:: Text block ::
***

# Is this size hutch big enough for 2 guinea pigs?



## yugimon121 (Oct 4, 2009)

Hello all, 
Due to some unfortunate circumstances with my friend, I have ended up with 2 young guinea pigs. While i have experience with them before, the only housing i received from him is a 1 storey 3x1.5 foot hutch (LxW). 1 square foot is a nesting area, the other 2 foot have access to grass underneath and their food + water is given here. I am planning on buying a run that measures 116cmX109cm and combining it with the hutch they already have. will it be big enough for them?
Thanks

Hutch (not mine but almost identical)









Run


----------



## Kare (Mar 9, 2010)

I have mine in 4ft hutches, but personally would say 3ft and permanent access to a run would be enough...the minimum of enough, but enough

Guineas can't live out in winter in the UK, so with the open bottom you do need to think where you will put them in winter, or consider winter indoor cages


----------



## yugimon121 (Oct 4, 2009)

Kare said:


> I have mine in 4ft hutches, but personally would say 3ft and permanent access to a run would be enough...the minimum of enough, but enough
> 
> Guineas can't live out in winter in the UK, so with the open bottom you do need to think where you will put them in winter, or consider winter indoor cages


Thanks  I have plans for an indoor hutch, but I will deal with that later


----------



## goldie1212 (Mar 5, 2010)

minimum for a pair of sows if 4ftx2ft, 8sq ft of room, for a pair of boars 5ftx2ft, 10sq ft. this should be the minimum but if they get a lot of time out of the cage it isnt quite so set in stone but i feel that hutch/fun is very very small. its more important when it comes to boars as they need space to get away form each other or they will likely fight. i have 2 sows in 14ftx2ft, 28 sq ft and i wouldnt want any more in there, they really like their room and are very energetic when given the space to be.

***

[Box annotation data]

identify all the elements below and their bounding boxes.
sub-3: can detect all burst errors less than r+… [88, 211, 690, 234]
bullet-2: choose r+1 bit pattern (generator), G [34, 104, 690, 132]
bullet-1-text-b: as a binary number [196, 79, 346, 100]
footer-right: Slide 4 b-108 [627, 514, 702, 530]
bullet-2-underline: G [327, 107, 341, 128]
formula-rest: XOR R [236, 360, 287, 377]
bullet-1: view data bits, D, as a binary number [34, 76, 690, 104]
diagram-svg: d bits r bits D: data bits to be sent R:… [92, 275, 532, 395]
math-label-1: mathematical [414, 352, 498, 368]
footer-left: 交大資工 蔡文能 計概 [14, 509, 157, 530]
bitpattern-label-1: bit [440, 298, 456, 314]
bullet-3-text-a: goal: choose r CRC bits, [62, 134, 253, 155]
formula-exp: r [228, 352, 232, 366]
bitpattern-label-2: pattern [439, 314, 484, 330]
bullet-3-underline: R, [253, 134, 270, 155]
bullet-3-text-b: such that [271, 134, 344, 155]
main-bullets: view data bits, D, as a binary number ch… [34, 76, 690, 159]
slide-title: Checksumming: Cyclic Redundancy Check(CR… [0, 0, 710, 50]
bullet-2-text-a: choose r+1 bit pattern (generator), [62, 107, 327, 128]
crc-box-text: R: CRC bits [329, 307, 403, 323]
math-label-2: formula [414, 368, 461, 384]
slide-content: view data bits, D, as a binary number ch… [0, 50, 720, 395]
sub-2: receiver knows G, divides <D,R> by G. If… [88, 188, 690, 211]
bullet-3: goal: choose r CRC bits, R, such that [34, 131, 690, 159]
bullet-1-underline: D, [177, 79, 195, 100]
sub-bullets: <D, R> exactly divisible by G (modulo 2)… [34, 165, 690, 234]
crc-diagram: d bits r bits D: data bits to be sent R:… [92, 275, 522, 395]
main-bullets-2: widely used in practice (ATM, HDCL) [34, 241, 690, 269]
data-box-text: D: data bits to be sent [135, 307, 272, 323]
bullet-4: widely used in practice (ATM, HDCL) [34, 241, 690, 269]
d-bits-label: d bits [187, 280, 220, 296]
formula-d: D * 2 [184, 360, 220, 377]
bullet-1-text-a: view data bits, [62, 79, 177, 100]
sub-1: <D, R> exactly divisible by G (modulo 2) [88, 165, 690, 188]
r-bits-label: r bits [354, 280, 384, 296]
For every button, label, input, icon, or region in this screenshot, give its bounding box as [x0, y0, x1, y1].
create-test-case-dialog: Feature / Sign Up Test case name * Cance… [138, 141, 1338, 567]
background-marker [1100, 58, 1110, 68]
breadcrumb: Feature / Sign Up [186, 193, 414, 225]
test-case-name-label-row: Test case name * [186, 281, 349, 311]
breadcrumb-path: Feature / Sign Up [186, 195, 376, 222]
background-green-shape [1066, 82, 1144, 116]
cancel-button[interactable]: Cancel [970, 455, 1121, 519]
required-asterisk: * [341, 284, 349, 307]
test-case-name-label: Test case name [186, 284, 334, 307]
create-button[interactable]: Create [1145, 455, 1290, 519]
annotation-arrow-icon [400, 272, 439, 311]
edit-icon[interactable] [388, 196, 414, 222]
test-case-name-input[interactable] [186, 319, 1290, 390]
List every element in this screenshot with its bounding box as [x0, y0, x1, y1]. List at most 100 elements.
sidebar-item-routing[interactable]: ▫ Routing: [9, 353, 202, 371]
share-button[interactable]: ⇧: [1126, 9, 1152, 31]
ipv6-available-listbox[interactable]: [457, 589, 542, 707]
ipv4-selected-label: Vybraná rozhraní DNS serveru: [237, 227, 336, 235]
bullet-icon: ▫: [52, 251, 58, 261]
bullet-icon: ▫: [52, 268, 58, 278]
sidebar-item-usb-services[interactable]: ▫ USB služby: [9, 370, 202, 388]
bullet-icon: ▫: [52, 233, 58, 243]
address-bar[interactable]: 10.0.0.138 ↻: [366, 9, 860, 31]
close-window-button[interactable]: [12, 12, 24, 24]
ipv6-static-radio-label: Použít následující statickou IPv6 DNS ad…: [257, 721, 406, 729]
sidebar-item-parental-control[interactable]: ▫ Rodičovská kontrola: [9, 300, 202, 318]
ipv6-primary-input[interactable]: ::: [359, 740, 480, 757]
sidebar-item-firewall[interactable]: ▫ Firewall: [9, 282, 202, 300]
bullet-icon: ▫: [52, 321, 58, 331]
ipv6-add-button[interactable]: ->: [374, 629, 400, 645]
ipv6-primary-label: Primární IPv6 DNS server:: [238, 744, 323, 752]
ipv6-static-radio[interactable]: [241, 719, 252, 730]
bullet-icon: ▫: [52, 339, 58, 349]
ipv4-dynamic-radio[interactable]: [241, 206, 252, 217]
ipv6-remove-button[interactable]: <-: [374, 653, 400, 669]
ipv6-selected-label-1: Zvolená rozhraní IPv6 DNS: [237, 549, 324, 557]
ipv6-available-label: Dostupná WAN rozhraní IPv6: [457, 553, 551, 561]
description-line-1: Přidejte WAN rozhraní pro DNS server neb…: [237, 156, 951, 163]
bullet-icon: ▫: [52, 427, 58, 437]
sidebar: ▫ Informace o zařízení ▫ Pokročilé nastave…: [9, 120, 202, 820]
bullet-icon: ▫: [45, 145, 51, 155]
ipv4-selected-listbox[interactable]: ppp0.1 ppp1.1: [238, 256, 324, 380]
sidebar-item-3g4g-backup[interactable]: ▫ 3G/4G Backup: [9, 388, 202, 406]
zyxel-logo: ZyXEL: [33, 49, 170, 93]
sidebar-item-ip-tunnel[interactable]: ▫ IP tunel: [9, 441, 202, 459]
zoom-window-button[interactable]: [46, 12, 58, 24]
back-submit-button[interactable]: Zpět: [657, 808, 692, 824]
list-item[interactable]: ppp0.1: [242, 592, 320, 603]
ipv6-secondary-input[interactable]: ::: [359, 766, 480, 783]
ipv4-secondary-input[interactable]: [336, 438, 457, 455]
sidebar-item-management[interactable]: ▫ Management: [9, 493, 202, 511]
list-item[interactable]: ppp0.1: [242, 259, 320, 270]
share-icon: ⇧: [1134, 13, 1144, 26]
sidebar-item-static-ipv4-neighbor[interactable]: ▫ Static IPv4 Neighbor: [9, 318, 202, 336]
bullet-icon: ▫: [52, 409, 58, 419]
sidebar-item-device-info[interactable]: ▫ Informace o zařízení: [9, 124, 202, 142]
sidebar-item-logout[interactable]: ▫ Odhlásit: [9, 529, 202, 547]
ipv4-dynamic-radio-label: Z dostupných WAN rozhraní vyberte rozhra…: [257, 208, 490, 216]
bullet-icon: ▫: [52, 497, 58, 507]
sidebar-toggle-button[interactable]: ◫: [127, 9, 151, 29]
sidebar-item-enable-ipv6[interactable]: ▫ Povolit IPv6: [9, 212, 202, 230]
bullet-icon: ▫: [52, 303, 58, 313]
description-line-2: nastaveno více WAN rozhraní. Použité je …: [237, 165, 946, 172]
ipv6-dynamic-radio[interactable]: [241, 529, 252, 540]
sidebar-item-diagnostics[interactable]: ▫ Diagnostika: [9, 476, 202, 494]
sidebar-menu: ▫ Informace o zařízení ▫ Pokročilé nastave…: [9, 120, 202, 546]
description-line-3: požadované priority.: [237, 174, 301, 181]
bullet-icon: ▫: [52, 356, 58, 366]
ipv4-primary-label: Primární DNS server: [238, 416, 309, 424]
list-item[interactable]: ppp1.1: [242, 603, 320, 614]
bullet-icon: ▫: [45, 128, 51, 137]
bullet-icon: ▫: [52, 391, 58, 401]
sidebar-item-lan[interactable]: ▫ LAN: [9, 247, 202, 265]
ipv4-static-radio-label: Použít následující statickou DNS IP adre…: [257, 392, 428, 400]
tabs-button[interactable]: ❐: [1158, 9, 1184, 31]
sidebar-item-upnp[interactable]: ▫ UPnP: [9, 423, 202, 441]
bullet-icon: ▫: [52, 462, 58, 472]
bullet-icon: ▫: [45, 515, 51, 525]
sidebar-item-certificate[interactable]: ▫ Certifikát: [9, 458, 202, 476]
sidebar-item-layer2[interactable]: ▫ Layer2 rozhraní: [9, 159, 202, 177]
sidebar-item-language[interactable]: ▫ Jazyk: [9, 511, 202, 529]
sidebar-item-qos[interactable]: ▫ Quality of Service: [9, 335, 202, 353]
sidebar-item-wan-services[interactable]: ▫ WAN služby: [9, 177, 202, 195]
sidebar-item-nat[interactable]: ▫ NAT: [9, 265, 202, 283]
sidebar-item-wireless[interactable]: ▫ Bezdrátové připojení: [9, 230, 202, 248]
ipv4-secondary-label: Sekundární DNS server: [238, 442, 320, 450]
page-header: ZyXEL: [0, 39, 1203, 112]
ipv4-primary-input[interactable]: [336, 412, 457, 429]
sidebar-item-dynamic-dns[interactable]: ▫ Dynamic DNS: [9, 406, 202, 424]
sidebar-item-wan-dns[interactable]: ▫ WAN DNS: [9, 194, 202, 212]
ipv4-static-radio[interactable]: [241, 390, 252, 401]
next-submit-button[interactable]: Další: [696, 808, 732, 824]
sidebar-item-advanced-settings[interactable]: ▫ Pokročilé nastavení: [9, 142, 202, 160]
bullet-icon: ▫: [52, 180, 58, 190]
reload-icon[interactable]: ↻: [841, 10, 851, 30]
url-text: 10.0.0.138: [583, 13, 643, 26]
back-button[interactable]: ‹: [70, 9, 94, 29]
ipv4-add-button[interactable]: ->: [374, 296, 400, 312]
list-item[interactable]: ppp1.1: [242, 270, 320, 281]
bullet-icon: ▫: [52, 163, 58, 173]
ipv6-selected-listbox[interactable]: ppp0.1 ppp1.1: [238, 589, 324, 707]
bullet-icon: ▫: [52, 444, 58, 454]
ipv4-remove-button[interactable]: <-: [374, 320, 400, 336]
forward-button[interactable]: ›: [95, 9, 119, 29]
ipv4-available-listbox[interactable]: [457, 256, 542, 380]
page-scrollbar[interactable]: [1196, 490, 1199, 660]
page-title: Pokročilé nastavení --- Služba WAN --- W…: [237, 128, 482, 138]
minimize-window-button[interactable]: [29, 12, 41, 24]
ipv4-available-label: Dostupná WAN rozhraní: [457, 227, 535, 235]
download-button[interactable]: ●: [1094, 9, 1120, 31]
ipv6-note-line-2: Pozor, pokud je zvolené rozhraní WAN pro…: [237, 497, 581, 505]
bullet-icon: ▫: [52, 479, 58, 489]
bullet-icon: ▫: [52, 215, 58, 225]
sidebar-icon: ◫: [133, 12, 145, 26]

***

:: Set task 1 ::
Extract the part of the guinea pig hutch thread that opens with the words "# Is this size" and closes with "but almost identical)".
:: Set task 2 ::
In the guinea pig hutch thread, what minimum space does goldie1212 give for a pair of boars?
:: Set task 3 ::
Rewrite the paragraph of the guinea pig hutch thread beginning "Due to some unfortunate circumstances with my friend" as a short bulleted list that keeps its main facts.
The records were drawn from a different source than the text.

:: Problem solution 1 ::
# Is this size hutch big enough for 2 guinea pigs?



## yugimon121 (Oct 4, 2009)

Hello all, 
Due to some unfortunate circumstances with my friend, I have ended up with 2 young guinea pigs. While i have experience with them before, the only housing i received from him is a 1 storey 3x1.5 foot hutch (LxW). 1 square foot is a nesting area, the other 2 foot have access to grass underneath and their food + water is given here. I am planning on buying a run that measures 116cmX109cm and combining it with the hutch they already have. will it be big enough for them?
Thanks

Hutch (not mine but almost identical)

:: Problem solution 2 ::
5ft x 2ft, which is 10 square feet.

:: Problem solution 3 ::
- The poster ended up with 2 young guinea pigs because of unfortunate circumstances with a friend and has kept guinea pigs before.
- The only housing received is a one-story hutch measuring 3 x 1.5 feet (length x width).
- 1 square foot is a nesting area, and the other 2 feet have grass underneath and hold the food and water.
- The poster plans to buy a run measuring 116 cm x 109 cm and combine it with the hutch.
- The poster asks whether this will be big enough.